**Task description**
All the data should come back exactly as it was given.

::: Entries

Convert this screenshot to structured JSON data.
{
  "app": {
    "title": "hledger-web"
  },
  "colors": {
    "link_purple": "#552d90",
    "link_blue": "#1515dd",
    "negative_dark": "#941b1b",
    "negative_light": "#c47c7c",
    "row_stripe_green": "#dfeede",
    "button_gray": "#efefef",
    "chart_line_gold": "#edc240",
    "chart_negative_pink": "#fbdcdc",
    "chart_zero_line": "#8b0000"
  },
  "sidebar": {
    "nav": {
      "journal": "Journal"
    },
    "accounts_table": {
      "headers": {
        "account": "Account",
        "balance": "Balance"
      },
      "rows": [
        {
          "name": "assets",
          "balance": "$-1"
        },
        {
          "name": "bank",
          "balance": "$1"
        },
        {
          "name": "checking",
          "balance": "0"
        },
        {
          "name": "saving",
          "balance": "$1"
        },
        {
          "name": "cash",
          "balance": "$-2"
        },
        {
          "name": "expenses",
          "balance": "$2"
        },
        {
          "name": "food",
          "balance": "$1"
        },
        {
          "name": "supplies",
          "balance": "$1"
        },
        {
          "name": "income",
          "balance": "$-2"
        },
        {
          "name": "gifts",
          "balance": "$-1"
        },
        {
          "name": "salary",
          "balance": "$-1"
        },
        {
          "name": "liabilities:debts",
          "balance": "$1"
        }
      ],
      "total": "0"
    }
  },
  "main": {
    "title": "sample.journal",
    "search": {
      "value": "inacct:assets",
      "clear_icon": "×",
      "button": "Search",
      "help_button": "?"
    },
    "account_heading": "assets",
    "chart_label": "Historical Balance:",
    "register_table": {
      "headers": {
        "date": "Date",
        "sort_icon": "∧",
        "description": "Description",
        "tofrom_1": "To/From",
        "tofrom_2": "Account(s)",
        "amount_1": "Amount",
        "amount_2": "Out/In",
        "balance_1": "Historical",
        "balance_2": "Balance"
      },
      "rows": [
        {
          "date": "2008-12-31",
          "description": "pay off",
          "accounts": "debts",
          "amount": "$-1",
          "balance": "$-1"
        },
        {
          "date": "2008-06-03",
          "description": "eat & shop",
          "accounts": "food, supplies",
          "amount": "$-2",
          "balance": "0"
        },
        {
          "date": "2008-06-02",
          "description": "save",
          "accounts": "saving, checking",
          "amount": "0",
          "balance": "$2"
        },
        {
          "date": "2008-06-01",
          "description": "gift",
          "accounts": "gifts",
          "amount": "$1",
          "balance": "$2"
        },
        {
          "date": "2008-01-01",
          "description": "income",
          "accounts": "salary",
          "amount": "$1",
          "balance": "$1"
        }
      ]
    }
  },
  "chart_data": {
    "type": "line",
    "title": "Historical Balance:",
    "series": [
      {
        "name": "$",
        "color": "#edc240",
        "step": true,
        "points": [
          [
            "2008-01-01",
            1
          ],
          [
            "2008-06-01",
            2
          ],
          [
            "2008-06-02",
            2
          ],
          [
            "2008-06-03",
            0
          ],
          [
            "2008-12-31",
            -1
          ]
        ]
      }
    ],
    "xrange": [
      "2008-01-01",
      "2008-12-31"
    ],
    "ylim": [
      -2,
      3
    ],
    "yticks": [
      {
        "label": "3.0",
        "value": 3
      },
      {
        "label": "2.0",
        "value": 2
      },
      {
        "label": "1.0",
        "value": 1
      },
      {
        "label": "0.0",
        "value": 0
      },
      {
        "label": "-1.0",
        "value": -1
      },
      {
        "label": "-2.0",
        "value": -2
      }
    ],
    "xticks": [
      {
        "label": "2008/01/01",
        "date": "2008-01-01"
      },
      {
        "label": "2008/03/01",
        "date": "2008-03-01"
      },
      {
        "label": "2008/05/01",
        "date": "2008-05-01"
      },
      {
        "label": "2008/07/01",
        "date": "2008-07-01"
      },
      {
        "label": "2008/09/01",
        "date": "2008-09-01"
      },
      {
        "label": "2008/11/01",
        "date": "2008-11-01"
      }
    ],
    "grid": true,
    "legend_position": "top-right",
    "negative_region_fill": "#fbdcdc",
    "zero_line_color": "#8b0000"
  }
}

::::::

**Full solution**
Convert this screenshot to structured JSON data.
{
  "app": {
    "title": "hledger-web"
  },
  "colors": {
    "link_purple": "#552d90",
    "link_blue": "#1515dd",
    "negative_dark": "#941b1b",
    "negative_light": "#c47c7c",
    "row_stripe_green": "#dfeede",
    "button_gray": "#efefef",
    "chart_line_gold": "#edc240",
    "chart_negative_pink": "#fbdcdc",
    "chart_zero_line": "#8b0000"
  },
  "sidebar": {
    "nav": {
      "journal": "Journal"
    },
    "accounts_table": {
      "headers": {
        "account": "Account",
        "balance": "Balance"
      },
      "rows": [
        {
          "name": "assets",
          "balance": "$-1"
        },
        {
          "name": "bank",
          "balance": "$1"
        },
        {
          "name": "checking",
          "balance": "0"
        },
        {
          "name": "saving",
          "balance": "$1"
        },
        {
          "name": "cash",
          "balance": "$-2"
        },
        {
          "name": "expenses",
          "balance": "$2"
        },
        {
          "name": "food",
          "balance": "$1"
        },
        {
          "name": "supplies",
          "balance": "$1"
        },
        {
          "name": "income",
          "balance": "$-2"
        },
        {
          "name": "gifts",
          "balance": "$-1"
        },
        {
          "name": "salary",
          "balance": "$-1"
        },
        {
          "name": "liabilities:debts",
          "balance": "$1"
        }
      ],
      "total": "0"
    }
  },
  "main": {
    "title": "sample.journal",
    "search": {
      "value": "inacct:assets",
      "clear_icon": "×",
      "button": "Search",
      "help_button": "?"
    },
    "account_heading": "assets",
    "chart_label": "Historical Balance:",
    "register_table": {
      "headers": {
        "date": "Date",
        "sort_icon": "∧",
        "description": "Description",
        "tofrom_1": "To/From",
        "tofrom_2": "Account(s)",
        "amount_1": "Amount",
        "amount_2": "Out/In",
        "balance_1": "Historical",
        "balance_2": "Balance"
      },
      "rows": [
        {
          "date": "2008-12-31",
          "description": "pay off",
          "accounts": "debts",
          "amount": "$-1",
          "balance": "$-1"
        },
        {
          "date": "2008-06-03",
          "description": "eat & shop",
          "accounts": "food, supplies",
          "amount": "$-2",
          "balance": "0"
        },
        {
          "date": "2008-06-02",
          "description": "save",
          "accounts": "saving, checking",
          "amount": "0",
          "balance": "$2"
        },
        {
          "date": "2008-06-01",
          "description": "gift",
          "accounts": "gifts",
          "amount": "$1",
          "balance": "$2"
        },
        {
          "date": "2008-01-01",
          "description": "income",
          "accounts": "salary",
          "amount": "$1",
          "balance": "$1"
        }
      ]
    }
  },
  "chart_data": {
    "type": "line",
    "title": "Historical Balance:",
    "series": [
      {
        "name": "$",
        "color": "#edc240",
        "step": true,
        "points": [
          [
            "2008-01-01",
            1
          ],
          [
            "2008-06-01",
            2
          ],
          [
            "2008-06-02",
            2
          ],
          [
            "2008-06-03",
            0
          ],
          [
            "2008-12-31",
            -1
          ]
        ]
      }
    ],
    "xrange": [
      "2008-01-01",
      "2008-12-31"
    ],
    "ylim": [
      -2,
      3
    ],
    "yticks": [
      {
        "label": "3.0",
        "value": 3
      },
      {
        "label": "2.0",
        "value": 2
      },
      {
        "label": "1.0",
        "value": 1
      },
      {
        "label": "0.0",
        "value": 0
      },
      {
        "label": "-1.0",
        "value": -1
      },
      {
        "label": "-2.0",
        "value": -2
      }
    ],
    "xticks": [
      {
        "label": "2008/01/01",
        "date": "2008-01-01"
      },
      {
        "label": "2008/03/01",
        "date": "2008-03-01"
      },
      {
        "label": "2008/05/01",
        "date": "2008-05-01"
      },
      {
        "label": "2008/07/01",
        "date": "2008-07-01"
      },
      {
        "label": "2008/09/01",
        "date": "2008-09-01"
      },
      {
        "label": "2008/11/01",
        "date": "2008-11-01"
      }
    ],
    "grid": true,
    "legend_position": "top-right",
    "negative_region_fill": "#fbdcdc",
    "zero_line_color": "#8b0000"
  }
}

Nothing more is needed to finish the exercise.